"""

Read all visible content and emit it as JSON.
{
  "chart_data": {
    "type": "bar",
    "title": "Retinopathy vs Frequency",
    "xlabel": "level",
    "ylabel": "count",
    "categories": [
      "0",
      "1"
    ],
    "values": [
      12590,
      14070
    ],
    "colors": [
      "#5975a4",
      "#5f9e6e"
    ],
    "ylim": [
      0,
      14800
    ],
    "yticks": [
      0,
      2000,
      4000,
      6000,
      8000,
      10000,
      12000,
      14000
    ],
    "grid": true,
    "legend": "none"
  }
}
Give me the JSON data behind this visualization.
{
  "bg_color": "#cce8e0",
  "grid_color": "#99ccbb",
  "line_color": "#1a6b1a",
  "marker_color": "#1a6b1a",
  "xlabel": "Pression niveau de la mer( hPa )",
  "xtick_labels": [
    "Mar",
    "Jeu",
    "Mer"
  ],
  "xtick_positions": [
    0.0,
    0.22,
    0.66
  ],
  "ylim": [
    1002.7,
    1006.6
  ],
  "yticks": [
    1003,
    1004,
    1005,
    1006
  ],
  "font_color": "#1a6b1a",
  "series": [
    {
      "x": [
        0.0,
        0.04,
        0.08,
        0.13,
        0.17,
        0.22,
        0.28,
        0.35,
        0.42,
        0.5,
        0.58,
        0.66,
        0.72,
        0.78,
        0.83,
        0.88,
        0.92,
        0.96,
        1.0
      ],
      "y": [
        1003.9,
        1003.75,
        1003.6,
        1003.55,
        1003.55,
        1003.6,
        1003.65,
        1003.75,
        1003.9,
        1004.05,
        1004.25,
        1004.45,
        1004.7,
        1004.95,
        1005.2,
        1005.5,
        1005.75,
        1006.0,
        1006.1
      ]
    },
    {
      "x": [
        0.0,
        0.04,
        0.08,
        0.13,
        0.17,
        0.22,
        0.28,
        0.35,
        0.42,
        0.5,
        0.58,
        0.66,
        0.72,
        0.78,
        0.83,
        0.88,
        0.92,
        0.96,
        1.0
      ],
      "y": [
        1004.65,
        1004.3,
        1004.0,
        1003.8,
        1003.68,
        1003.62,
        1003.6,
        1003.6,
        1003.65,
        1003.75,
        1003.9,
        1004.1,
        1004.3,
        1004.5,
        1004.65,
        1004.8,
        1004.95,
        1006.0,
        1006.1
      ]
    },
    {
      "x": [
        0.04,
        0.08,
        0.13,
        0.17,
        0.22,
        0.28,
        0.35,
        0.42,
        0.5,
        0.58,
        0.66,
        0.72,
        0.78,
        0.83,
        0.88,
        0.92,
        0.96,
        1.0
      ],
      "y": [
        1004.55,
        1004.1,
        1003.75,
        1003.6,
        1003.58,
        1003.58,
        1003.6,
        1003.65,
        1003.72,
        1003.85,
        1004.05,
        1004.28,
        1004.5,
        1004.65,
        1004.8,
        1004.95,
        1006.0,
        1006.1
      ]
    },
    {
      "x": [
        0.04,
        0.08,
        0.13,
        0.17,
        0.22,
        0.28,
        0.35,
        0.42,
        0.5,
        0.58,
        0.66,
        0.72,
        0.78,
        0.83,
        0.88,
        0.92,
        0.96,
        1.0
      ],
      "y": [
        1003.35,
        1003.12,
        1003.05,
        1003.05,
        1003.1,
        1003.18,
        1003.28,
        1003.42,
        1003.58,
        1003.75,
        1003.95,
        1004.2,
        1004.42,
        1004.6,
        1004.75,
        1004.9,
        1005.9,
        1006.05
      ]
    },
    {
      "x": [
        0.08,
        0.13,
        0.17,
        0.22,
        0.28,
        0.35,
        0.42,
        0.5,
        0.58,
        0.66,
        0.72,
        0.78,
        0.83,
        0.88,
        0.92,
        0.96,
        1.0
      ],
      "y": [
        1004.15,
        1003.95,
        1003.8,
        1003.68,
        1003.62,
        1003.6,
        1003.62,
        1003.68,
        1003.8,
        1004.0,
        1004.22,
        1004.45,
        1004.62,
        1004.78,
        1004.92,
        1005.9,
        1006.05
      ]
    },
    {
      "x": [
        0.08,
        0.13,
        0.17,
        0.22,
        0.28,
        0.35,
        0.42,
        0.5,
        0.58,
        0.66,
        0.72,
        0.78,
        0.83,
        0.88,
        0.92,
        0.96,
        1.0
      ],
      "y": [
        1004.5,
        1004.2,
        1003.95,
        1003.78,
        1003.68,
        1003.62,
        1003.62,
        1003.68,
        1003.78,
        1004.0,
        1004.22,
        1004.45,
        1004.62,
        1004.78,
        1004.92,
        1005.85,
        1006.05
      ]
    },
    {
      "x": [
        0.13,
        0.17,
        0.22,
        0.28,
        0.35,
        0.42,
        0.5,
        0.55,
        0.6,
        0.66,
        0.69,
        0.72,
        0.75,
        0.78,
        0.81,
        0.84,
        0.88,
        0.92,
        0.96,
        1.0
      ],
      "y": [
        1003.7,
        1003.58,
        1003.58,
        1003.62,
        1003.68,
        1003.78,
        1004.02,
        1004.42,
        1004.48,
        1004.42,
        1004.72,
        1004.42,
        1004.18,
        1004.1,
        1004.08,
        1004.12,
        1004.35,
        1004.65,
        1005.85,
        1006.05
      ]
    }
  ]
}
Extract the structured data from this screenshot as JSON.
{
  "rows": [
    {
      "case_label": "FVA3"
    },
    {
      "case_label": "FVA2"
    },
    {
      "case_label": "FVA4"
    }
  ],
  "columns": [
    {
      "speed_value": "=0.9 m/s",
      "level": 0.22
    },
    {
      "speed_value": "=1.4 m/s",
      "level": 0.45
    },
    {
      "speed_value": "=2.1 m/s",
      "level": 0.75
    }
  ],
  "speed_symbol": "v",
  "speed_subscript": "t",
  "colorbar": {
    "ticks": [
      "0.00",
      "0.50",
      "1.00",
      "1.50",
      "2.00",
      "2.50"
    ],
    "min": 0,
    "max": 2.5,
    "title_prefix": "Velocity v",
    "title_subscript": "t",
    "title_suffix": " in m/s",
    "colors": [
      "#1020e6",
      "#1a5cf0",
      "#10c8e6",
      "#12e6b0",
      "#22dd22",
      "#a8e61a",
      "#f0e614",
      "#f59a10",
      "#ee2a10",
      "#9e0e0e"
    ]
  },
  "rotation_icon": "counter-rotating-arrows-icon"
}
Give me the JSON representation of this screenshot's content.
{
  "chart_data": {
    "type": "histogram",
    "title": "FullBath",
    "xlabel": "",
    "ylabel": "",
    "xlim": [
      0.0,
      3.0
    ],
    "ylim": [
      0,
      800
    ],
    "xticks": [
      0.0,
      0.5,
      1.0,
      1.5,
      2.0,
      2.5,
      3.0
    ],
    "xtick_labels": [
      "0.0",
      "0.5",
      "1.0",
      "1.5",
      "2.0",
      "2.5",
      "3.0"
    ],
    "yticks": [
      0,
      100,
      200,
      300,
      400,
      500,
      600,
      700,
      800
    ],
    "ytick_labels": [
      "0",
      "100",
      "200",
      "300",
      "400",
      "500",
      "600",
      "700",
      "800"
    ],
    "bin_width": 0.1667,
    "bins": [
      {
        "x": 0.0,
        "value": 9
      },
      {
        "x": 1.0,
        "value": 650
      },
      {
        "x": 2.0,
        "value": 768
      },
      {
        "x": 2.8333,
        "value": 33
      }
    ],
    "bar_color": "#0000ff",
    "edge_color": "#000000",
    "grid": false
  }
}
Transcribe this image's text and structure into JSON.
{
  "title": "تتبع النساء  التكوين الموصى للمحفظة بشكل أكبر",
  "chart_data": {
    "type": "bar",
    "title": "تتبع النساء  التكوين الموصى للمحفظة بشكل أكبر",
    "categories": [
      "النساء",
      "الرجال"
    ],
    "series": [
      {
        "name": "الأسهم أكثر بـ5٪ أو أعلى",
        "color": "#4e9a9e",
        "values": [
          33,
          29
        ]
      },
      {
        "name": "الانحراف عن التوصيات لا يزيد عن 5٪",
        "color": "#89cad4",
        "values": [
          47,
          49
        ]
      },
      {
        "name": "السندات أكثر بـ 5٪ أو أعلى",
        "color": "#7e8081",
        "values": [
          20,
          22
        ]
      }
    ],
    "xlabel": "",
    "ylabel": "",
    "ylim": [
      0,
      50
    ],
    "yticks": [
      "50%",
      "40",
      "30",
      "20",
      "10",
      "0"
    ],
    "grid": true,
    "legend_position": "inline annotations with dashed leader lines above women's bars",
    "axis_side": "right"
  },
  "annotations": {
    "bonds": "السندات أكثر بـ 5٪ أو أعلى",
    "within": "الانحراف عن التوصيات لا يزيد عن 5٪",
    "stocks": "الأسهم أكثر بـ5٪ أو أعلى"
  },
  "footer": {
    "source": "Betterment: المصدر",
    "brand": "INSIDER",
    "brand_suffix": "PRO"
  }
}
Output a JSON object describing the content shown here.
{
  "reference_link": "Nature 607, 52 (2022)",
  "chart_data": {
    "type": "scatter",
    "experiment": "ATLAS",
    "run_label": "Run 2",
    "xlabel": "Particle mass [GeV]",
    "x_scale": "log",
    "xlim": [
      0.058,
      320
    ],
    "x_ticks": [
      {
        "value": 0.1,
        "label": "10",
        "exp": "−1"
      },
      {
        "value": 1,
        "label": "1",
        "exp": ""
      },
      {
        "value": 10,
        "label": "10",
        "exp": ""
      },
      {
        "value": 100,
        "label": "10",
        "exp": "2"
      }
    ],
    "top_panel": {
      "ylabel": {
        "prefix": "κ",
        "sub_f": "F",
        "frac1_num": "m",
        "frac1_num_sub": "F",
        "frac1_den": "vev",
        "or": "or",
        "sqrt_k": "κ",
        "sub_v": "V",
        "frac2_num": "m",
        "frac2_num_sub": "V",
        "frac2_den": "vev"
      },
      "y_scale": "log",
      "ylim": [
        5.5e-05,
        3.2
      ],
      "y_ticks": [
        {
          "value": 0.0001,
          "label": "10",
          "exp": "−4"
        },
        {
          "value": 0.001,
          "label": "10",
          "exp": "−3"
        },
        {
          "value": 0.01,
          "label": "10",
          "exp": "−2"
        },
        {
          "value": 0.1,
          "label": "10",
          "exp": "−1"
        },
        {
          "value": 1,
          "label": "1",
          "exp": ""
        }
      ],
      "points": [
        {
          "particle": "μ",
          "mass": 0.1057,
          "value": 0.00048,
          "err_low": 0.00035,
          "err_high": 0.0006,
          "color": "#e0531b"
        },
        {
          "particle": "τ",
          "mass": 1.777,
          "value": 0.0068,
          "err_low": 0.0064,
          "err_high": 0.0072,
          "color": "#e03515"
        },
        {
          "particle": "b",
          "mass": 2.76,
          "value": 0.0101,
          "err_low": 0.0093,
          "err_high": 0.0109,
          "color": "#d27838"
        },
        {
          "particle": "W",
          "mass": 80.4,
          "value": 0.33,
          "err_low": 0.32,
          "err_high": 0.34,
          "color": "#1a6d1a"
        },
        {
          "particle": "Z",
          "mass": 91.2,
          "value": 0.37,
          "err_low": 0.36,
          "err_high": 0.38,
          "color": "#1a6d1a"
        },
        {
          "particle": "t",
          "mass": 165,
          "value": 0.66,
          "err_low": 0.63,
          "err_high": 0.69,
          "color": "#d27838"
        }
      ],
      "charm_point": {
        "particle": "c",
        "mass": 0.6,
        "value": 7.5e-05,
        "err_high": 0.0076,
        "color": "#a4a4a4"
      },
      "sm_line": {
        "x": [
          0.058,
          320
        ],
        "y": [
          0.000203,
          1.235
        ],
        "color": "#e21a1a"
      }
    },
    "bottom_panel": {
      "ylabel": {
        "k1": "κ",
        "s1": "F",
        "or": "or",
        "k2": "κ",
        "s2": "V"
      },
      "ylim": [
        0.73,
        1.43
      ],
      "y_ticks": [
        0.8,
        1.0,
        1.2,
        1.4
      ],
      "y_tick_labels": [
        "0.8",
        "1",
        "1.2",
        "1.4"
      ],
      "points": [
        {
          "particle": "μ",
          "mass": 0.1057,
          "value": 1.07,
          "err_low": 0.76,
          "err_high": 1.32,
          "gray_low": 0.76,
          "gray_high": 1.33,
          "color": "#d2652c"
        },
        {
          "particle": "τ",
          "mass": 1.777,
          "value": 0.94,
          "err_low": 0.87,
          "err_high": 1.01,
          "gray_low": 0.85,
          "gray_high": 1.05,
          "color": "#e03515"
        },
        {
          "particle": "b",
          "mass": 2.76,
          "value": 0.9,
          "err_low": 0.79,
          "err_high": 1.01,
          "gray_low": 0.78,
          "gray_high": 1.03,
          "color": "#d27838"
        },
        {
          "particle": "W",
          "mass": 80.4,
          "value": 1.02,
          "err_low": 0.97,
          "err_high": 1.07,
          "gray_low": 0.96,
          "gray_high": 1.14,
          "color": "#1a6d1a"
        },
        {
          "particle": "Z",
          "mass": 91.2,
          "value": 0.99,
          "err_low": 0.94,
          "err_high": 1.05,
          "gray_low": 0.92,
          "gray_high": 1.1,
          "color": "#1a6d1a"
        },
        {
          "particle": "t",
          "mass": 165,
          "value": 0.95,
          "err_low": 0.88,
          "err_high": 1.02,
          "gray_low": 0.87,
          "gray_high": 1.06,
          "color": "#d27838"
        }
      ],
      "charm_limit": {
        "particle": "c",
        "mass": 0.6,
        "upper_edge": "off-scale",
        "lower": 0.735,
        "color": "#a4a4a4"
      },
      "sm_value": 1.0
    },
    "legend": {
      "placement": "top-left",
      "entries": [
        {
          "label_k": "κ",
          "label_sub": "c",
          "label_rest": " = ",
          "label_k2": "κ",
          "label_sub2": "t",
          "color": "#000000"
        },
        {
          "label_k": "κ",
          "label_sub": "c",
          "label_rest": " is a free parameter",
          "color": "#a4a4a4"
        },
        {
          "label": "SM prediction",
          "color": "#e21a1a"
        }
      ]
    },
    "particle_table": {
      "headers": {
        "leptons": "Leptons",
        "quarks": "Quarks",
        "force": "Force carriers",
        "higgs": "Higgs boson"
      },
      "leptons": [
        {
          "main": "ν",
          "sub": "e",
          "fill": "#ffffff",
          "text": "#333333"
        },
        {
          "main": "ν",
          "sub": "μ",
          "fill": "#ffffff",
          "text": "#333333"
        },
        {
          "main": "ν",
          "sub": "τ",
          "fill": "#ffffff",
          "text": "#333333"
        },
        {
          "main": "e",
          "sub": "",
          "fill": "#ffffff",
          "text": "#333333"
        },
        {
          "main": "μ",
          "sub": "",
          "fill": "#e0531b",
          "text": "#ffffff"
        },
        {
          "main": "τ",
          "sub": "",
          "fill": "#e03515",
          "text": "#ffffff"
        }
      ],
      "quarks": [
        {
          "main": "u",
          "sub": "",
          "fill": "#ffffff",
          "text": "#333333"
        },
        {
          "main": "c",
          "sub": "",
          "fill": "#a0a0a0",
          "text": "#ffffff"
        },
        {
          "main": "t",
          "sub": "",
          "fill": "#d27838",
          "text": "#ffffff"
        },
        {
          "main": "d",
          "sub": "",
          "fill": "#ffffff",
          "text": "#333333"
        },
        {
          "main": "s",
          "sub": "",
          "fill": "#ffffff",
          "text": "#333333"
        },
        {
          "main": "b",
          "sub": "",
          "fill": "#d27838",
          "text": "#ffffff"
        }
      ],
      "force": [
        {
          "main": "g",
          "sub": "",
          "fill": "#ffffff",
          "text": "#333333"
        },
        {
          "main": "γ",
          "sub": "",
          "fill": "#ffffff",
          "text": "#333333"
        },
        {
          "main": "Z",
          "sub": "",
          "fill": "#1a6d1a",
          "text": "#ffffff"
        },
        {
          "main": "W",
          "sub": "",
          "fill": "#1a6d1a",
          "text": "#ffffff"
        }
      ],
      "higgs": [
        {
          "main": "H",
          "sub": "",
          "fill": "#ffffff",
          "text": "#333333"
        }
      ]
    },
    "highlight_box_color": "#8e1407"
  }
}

"""

Find every line in the records that contains the word "screenshot"; copy those lines.

Extract the structured data from this screenshot as JSON.
Give me the JSON representation of this screenshot's content.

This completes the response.